Output all of the entries exactly as written.

# Start of The records

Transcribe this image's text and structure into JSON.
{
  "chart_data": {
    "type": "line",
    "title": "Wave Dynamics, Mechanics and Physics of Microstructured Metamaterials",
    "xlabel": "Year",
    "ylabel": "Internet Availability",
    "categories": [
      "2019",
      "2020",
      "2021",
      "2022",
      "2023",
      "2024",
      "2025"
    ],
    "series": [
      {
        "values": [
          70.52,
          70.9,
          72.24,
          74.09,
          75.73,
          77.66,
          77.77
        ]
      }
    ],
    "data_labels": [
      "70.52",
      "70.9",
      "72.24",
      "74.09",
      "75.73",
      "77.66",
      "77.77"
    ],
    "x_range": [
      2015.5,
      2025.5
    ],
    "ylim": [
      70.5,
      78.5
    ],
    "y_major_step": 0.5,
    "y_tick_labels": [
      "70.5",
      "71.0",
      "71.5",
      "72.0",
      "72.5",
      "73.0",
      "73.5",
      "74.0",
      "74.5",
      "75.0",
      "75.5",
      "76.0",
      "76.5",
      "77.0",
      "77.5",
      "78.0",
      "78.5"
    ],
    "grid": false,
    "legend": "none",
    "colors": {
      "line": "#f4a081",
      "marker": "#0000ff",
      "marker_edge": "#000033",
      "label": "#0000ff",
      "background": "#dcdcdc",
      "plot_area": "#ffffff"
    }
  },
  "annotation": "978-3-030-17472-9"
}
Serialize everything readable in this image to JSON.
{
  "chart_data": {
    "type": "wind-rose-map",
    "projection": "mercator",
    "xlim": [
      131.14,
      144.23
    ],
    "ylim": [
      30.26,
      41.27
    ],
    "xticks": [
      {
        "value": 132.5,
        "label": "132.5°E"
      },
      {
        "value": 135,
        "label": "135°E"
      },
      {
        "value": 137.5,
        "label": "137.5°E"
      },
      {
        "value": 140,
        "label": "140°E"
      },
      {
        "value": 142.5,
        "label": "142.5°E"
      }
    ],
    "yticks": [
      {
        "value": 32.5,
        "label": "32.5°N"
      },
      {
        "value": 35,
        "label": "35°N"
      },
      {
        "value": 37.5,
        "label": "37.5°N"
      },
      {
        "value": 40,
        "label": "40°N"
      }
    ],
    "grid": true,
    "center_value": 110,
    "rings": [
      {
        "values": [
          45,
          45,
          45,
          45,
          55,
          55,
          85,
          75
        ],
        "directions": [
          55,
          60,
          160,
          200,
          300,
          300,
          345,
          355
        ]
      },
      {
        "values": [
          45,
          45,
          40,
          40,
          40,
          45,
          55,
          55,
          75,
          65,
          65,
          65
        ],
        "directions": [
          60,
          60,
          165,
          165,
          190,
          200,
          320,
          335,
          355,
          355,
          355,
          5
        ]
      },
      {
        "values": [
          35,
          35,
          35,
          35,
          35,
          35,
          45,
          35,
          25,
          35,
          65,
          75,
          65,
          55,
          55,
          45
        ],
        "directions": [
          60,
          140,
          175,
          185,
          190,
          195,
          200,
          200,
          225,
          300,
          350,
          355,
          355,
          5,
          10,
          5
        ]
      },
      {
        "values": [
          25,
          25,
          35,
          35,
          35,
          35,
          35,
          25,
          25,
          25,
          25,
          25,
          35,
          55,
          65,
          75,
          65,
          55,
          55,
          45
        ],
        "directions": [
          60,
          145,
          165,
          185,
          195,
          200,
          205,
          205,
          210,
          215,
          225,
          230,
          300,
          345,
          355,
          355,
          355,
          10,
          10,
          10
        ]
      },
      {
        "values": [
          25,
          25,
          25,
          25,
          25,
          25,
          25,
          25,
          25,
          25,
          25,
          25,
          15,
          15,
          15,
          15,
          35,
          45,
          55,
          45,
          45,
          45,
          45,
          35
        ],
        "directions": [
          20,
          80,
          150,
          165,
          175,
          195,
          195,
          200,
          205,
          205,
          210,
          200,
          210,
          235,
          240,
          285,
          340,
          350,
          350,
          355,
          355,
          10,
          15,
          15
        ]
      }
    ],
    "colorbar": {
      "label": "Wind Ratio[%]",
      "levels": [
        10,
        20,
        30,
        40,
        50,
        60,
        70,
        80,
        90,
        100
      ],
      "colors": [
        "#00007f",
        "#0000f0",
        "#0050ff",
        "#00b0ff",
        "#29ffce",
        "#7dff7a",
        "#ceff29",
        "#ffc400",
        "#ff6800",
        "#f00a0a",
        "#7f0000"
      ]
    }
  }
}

# End of The records

### [Expected output]
Transcribe this image's text and structure into JSON.
{
  "chart_data": {
    "type": "line",
    "title": "Wave Dynamics, Mechanics and Physics of Microstructured Metamaterials",
    "xlabel": "Year",
    "ylabel": "Internet Availability",
    "categories": [
      "2019",
      "2020",
      "2021",
      "2022",
      "2023",
      "2024",
      "2025"
    ],
    "series": [
      {
        "values": [
          70.52,
          70.9,
          72.24,
          74.09,
          75.73,
          77.66,
          77.77
        ]
      }
    ],
    "data_labels": [
      "70.52",
      "70.9",
      "72.24",
      "74.09",
      "75.73",
      "77.66",
      "77.77"
    ],
    "x_range": [
      2015.5,
      2025.5
    ],
    "ylim": [
      70.5,
      78.5
    ],
    "y_major_step": 0.5,
    "y_tick_labels": [
      "70.5",
      "71.0",
      "71.5",
      "72.0",
      "72.5",
      "73.0",
      "73.5",
      "74.0",
      "74.5",
      "75.0",
      "75.5",
      "76.0",
      "76.5",
      "77.0",
      "77.5",
      "78.0",
      "78.5"
    ],
    "grid": false,
    "legend": "none",
    "colors": {
      "line": "#f4a081",
      "marker": "#0000ff",
      "marker_edge": "#000033",
      "label": "#0000ff",
      "background": "#dcdcdc",
      "plot_area": "#ffffff"
    }
  },
  "annotation": "978-3-030-17472-9"
}
Serialize everything readable in this image to JSON.
{
  "chart_data": {
    "type": "wind-rose-map",
    "projection": "mercator",
    "xlim": [
      131.14,
      144.23
    ],
    "ylim": [
      30.26,
      41.27
    ],
    "xticks": [
      {
        "value": 132.5,
        "label": "132.5°E"
      },
      {
        "value": 135,
        "label": "135°E"
      },
      {
        "value": 137.5,
        "label": "137.5°E"
      },
      {
        "value": 140,
        "label": "140°E"
      },
      {
        "value": 142.5,
        "label": "142.5°E"
      }
    ],
    "yticks": [
      {
        "value": 32.5,
        "label": "32.5°N"
      },
      {
        "value": 35,
        "label": "35°N"
      },
      {
        "value": 37.5,
        "label": "37.5°N"
      },
      {
        "value": 40,
        "label": "40°N"
      }
    ],
    "grid": true,
    "center_value": 110,
    "rings": [
      {
        "values": [
          45,
          45,
          45,
          45,
          55,
          55,
          85,
          75
        ],
        "directions": [
          55,
          60,
          160,
          200,
          300,
          300,
          345,
          355
        ]
      },
      {
        "values": [
          45,
          45,
          40,
          40,
          40,
          45,
          55,
          55,
          75,
          65,
          65,
          65
        ],
        "directions": [
          60,
          60,
          165,
          165,
          190,
          200,
          320,
          335,
          355,
          355,
          355,
          5
        ]
      },
      {
        "values": [
          35,
          35,
          35,
          35,
          35,
          35,
          45,
          35,
          25,
          35,
          65,
          75,
          65,
          55,
          55,
          45
        ],
        "directions": [
          60,
          140,
          175,
          185,
          190,
          195,
          200,
          200,
          225,
          300,
          350,
          355,
          355,
          5,
          10,
          5
        ]
      },
      {
        "values": [
          25,
          25,
          35,
          35,
          35,
          35,
          35,
          25,
          25,
          25,
          25,
          25,
          35,
          55,
          65,
          75,
          65,
          55,
          55,
          45
        ],
        "directions": [
          60,
          145,
          165,
          185,
          195,
          200,
          205,
          205,
          210,
          215,
          225,
          230,
          300,
          345,
          355,
          355,
          355,
          10,
          10,
          10
        ]
      },
      {
        "values": [
          25,
          25,
          25,
          25,
          25,
          25,
          25,
          25,
          25,
          25,
          25,
          25,
          15,
          15,
          15,
          15,
          35,
          45,
          55,
          45,
          45,
          45,
          45,
          35
        ],
        "directions": [
          20,
          80,
          150,
          165,
          175,
          195,
          195,
          200,
          205,
          205,
          210,
          200,
          210,
          235,
          240,
          285,
          340,
          350,
          350,
          355,
          355,
          10,
          15,
          15
        ]
      }
    ],
    "colorbar": {
      "label": "Wind Ratio[%]",
      "levels": [
        10,
        20,
        30,
        40,
        50,
        60,
        70,
        80,
        90,
        100
      ],
      "colors": [
        "#00007f",
        "#0000f0",
        "#0050ff",
        "#00b0ff",
        "#29ffce",
        "#7dff7a",
        "#ceff29",
        "#ffc400",
        "#ff6800",
        "#f00a0a",
        "#7f0000"
      ]
    }
  }
}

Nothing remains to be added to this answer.